Collected data entries:
========

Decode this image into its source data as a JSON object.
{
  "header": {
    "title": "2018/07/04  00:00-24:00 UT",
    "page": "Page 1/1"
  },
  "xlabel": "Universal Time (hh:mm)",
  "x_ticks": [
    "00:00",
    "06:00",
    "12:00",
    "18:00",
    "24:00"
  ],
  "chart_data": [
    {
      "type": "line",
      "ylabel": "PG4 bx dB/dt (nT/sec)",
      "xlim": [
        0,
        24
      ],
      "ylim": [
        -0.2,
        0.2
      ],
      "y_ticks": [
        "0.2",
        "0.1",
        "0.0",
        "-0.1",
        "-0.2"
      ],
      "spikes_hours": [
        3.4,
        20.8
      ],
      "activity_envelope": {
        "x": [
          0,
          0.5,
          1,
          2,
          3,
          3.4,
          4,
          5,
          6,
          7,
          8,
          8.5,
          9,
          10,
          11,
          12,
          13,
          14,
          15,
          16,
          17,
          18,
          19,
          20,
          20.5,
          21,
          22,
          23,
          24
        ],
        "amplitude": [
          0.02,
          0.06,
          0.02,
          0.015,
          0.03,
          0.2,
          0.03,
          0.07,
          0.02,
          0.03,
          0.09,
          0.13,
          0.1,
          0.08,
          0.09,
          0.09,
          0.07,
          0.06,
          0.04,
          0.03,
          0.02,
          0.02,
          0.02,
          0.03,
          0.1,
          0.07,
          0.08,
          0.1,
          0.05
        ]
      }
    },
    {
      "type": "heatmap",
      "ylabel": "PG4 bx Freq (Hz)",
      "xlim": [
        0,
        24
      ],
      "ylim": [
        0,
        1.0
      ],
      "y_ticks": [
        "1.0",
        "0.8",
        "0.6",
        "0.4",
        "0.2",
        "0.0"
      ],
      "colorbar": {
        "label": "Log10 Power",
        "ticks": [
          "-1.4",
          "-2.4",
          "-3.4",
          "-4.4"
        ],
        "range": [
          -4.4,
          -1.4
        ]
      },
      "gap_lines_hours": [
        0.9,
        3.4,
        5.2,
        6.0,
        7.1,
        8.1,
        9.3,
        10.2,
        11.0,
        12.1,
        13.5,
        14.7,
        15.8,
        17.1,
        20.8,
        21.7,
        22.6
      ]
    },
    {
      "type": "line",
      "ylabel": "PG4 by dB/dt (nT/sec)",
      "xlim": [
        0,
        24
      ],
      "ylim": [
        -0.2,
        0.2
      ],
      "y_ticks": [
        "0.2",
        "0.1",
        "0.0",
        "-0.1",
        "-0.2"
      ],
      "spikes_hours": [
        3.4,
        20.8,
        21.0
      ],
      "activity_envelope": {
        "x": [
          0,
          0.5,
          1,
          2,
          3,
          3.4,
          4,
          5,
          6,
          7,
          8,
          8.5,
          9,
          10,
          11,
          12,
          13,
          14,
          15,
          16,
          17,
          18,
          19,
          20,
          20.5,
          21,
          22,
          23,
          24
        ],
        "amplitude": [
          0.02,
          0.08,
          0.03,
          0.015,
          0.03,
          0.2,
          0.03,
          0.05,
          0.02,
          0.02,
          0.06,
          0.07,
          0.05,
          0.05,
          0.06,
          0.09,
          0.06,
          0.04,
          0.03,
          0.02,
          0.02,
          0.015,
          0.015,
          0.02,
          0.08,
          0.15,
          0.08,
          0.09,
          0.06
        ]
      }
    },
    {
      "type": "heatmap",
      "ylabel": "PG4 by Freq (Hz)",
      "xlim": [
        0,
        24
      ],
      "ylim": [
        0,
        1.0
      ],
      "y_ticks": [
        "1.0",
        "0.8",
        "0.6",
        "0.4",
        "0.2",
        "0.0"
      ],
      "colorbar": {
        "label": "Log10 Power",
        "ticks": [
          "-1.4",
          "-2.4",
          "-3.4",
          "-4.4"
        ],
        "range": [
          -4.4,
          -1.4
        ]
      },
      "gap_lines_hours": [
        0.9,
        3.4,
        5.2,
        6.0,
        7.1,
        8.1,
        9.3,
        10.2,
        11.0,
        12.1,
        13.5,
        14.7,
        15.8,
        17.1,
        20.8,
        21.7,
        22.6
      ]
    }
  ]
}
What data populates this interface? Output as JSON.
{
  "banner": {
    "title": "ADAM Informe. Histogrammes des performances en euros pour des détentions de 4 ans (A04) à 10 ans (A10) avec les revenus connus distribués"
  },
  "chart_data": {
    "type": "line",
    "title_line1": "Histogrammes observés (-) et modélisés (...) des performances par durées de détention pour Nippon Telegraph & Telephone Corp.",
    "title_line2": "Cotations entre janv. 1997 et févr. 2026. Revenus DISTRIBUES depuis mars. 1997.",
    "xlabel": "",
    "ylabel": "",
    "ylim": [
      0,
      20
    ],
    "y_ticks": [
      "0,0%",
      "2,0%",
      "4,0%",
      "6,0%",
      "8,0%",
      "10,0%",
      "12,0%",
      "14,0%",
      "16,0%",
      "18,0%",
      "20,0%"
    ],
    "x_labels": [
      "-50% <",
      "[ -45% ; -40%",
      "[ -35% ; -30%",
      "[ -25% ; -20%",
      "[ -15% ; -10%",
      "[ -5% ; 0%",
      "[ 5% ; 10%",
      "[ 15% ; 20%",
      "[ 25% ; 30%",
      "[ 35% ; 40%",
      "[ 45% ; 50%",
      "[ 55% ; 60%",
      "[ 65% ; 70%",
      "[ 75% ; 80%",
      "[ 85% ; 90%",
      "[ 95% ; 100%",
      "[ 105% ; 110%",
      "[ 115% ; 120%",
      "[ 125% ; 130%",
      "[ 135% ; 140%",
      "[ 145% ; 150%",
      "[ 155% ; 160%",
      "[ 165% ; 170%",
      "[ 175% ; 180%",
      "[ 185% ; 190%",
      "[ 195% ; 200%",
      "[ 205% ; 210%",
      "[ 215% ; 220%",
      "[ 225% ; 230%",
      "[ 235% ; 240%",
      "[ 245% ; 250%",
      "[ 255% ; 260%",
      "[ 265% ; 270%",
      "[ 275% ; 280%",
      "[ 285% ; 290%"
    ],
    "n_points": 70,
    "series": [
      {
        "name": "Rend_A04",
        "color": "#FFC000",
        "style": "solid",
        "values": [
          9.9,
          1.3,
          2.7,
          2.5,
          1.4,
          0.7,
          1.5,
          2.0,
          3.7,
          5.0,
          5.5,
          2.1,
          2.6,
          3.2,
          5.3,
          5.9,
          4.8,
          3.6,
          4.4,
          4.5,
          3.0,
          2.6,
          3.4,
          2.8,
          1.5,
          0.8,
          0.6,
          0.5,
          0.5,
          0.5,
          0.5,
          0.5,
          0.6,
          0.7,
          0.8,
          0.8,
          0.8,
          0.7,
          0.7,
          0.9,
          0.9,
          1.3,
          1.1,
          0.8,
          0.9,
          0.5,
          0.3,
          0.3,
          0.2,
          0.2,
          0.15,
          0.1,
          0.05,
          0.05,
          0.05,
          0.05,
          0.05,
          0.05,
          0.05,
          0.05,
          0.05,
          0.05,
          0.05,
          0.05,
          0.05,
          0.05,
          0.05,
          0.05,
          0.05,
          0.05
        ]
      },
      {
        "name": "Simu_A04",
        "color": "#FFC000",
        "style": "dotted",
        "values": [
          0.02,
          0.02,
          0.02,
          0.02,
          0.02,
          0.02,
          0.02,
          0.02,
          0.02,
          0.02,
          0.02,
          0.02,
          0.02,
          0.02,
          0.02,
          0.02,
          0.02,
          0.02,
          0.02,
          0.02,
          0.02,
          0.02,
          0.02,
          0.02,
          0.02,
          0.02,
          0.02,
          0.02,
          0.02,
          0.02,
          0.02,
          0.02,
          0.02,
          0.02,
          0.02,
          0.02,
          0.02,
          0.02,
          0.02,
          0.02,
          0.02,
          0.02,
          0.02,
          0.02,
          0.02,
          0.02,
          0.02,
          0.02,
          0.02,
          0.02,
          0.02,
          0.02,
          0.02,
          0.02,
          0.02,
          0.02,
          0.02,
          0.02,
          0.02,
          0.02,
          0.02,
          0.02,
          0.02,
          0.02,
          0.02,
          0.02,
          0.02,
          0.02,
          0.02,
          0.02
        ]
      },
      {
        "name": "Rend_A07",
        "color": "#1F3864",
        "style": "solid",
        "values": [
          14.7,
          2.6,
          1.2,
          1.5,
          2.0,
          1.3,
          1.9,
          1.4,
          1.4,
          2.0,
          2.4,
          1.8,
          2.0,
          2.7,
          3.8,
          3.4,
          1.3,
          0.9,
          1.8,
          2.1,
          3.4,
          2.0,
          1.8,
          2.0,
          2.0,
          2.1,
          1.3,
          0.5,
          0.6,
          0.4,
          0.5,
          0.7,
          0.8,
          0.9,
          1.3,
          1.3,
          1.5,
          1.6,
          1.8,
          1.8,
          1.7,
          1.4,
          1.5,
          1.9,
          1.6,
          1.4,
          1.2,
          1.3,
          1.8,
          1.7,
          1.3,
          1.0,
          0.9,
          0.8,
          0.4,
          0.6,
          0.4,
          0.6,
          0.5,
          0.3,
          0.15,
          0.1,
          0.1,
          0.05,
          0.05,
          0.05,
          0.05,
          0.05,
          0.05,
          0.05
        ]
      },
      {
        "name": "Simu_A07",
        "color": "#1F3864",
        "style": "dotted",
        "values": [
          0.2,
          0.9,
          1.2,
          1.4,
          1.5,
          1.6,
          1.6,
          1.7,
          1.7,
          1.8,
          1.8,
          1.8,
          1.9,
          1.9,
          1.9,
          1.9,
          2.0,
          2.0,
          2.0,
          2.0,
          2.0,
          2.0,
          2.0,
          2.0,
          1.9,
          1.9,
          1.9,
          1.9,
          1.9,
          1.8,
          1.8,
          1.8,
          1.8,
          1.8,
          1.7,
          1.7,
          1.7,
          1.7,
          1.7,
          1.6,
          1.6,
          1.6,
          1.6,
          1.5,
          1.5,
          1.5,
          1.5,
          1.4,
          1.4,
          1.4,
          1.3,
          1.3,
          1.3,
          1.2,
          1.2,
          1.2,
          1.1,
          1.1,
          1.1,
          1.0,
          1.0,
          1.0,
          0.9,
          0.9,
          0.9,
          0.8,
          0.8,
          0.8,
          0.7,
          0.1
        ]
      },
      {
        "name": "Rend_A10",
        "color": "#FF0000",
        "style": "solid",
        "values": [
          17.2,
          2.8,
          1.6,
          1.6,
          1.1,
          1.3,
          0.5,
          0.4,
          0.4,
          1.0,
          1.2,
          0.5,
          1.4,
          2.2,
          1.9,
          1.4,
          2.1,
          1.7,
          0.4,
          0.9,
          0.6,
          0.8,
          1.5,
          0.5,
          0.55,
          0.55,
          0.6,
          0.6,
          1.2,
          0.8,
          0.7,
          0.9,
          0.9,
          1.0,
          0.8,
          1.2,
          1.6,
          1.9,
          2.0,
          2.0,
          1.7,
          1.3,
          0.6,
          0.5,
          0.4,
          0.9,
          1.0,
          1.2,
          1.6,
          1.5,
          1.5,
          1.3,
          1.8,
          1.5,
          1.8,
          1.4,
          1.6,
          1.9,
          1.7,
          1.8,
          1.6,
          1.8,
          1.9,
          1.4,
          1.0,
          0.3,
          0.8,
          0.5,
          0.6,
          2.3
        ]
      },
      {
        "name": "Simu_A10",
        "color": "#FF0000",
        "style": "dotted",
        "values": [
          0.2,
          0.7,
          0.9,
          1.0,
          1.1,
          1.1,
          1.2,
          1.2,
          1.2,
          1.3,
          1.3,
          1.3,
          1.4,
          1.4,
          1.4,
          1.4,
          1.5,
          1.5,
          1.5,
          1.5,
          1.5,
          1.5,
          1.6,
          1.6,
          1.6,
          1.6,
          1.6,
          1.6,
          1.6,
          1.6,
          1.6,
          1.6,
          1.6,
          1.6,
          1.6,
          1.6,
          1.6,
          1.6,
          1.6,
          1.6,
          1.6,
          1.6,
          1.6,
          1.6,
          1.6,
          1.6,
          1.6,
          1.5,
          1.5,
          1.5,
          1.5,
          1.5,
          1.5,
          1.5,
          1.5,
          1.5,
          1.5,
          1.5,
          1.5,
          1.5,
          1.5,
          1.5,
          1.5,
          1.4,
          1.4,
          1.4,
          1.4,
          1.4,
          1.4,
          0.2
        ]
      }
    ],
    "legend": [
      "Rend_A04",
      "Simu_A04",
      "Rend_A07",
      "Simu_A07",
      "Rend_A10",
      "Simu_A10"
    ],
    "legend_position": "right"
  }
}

========

(Problem details):
Collect the lines that hold "performances".

(Correct response):
    "title": "ADAM Informe. Histogrammes des performances en euros pour des détentions de 4 ans (A04) à 10 ans (A10) avec les revenus connus distribués"
    "title_line1": "Histogrammes observés (-) et modélisés (...) des performances par durées de détention pour Nippon Telegraph & Telephone Corp.",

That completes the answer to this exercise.